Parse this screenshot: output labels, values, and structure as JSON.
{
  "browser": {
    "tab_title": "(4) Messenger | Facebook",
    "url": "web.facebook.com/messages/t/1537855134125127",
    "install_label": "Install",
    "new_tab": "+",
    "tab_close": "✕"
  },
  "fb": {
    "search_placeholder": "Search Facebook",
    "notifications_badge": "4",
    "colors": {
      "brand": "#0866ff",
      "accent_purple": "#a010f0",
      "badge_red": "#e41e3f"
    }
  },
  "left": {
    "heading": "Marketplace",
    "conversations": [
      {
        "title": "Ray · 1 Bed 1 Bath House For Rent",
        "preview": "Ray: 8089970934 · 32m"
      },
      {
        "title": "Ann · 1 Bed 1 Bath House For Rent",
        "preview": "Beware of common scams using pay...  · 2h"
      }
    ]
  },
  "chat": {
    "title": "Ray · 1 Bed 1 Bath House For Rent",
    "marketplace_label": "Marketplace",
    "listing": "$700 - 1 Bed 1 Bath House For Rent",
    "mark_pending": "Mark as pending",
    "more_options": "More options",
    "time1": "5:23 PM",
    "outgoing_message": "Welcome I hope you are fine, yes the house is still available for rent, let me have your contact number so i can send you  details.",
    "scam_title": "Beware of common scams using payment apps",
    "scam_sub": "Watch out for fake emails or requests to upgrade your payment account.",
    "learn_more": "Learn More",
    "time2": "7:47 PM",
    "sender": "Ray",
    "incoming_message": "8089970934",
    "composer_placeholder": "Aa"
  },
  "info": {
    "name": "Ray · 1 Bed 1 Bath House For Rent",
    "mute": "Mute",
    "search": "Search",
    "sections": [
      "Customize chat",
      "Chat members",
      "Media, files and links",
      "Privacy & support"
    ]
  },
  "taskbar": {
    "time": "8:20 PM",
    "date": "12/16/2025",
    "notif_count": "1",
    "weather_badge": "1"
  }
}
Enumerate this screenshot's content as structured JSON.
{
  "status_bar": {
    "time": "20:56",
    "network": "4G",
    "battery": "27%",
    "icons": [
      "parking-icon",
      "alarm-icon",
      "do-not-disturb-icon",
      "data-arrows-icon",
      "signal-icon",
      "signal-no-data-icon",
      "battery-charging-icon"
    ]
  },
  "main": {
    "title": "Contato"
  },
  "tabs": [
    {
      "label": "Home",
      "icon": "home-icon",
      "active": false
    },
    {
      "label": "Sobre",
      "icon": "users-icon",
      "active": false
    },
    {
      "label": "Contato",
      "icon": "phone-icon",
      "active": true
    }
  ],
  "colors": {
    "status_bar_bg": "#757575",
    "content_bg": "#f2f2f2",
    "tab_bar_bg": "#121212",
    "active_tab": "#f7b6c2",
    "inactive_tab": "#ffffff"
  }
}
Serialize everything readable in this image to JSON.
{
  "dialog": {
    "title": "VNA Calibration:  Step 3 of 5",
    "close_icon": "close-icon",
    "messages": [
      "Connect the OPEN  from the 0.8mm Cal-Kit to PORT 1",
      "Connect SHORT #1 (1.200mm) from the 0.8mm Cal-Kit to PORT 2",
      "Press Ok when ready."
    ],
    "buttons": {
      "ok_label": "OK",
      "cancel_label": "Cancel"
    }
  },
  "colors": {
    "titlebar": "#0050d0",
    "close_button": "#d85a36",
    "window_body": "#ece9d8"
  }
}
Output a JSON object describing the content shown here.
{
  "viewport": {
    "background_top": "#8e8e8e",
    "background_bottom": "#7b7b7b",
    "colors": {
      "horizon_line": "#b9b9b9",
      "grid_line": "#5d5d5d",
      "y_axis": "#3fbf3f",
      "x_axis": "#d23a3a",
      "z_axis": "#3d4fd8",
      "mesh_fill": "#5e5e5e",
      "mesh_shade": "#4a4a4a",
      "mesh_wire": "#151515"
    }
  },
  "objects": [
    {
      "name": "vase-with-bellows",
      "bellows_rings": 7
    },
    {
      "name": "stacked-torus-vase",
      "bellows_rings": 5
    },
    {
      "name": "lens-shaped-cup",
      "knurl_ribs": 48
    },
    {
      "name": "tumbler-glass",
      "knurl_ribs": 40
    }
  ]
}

------------------------

### [REQUEST]
Give every line of the material again, exactly as it reads.

### [EXERCISE RESPONSE]
Parse this screenshot: output labels, values, and structure as JSON.
{
  "browser": {
    "tab_title": "(4) Messenger | Facebook",
    "url": "web.facebook.com/messages/t/1537855134125127",
    "install_label": "Install",
    "new_tab": "+",
    "tab_close": "✕"
  },
  "fb": {
    "search_placeholder": "Search Facebook",
    "notifications_badge": "4",
    "colors": {
      "brand": "#0866ff",
      "accent_purple": "#a010f0",
      "badge_red": "#e41e3f"
    }
  },
  "left": {
    "heading": "Marketplace",
    "conversations": [
      {
        "title": "Ray · 1 Bed 1 Bath House For Rent",
        "preview": "Ray: 8089970934 · 32m"
      },
      {
        "title": "Ann · 1 Bed 1 Bath House For Rent",
        "preview": "Beware of common scams using pay...  · 2h"
      }
    ]
  },
  "chat": {
    "title": "Ray · 1 Bed 1 Bath House For Rent",
    "marketplace_label": "Marketplace",
    "listing": "$700 - 1 Bed 1 Bath House For Rent",
    "mark_pending": "Mark as pending",
    "more_options": "More options",
    "time1": "5:23 PM",
    "outgoing_message": "Welcome I hope you are fine, yes the house is still available for rent, let me have your contact number so i can send you  details.",
    "scam_title": "Beware of common scams using payment apps",
    "scam_sub": "Watch out for fake emails or requests to upgrade your payment account.",
    "learn_more": "Learn More",
    "time2": "7:47 PM",
    "sender": "Ray",
    "incoming_message": "8089970934",
    "composer_placeholder": "Aa"
  },
  "info": {
    "name": "Ray · 1 Bed 1 Bath House For Rent",
    "mute": "Mute",
    "search": "Search",
    "sections": [
      "Customize chat",
      "Chat members",
      "Media, files and links",
      "Privacy & support"
    ]
  },
  "taskbar": {
    "time": "8:20 PM",
    "date": "12/16/2025",
    "notif_count": "1",
    "weather_badge": "1"
  }
}
Enumerate this screenshot's content as structured JSON.
{
  "status_bar": {
    "time": "20:56",
    "network": "4G",
    "battery": "27%",
    "icons": [
      "parking-icon",
      "alarm-icon",
      "do-not-disturb-icon",
      "data-arrows-icon",
      "signal-icon",
      "signal-no-data-icon",
      "battery-charging-icon"
    ]
  },
  "main": {
    "title": "Contato"
  },
  "tabs": [
    {
      "label": "Home",
      "icon": "home-icon",
      "active": false
    },
    {
      "label": "Sobre",
      "icon": "users-icon",
      "active": false
    },
    {
      "label": "Contato",
      "icon": "phone-icon",
      "active": true
    }
  ],
  "colors": {
    "status_bar_bg": "#757575",
    "content_bg": "#f2f2f2",
    "tab_bar_bg": "#121212",
    "active_tab": "#f7b6c2",
    "inactive_tab": "#ffffff"
  }
}
Serialize everything readable in this image to JSON.
{
  "dialog": {
    "title": "VNA Calibration:  Step 3 of 5",
    "close_icon": "close-icon",
    "messages": [
      "Connect the OPEN  from the 0.8mm Cal-Kit to PORT 1",
      "Connect SHORT #1 (1.200mm) from the 0.8mm Cal-Kit to PORT 2",
      "Press Ok when ready."
    ],
    "buttons": {
      "ok_label": "OK",
      "cancel_label": "Cancel"
    }
  },
  "colors": {
    "titlebar": "#0050d0",
    "close_button": "#d85a36",
    "window_body": "#ece9d8"
  }
}
Output a JSON object describing the content shown here.
{
  "viewport": {
    "background_top": "#8e8e8e",
    "background_bottom": "#7b7b7b",
    "colors": {
      "horizon_line": "#b9b9b9",
      "grid_line": "#5d5d5d",
      "y_axis": "#3fbf3f",
      "x_axis": "#d23a3a",
      "z_axis": "#3d4fd8",
      "mesh_fill": "#5e5e5e",
      "mesh_shade": "#4a4a4a",
      "mesh_wire": "#151515"
    }
  },
  "objects": [
    {
      "name": "vase-with-bellows",
      "bellows_rings": 7
    },
    {
      "name": "stacked-torus-vase",
      "bellows_rings": 5
    },
    {
      "name": "lens-shaped-cup",
      "knurl_ribs": 48
    },
    {
      "name": "tumbler-glass",
      "knurl_ribs": 40
    }
  ]
}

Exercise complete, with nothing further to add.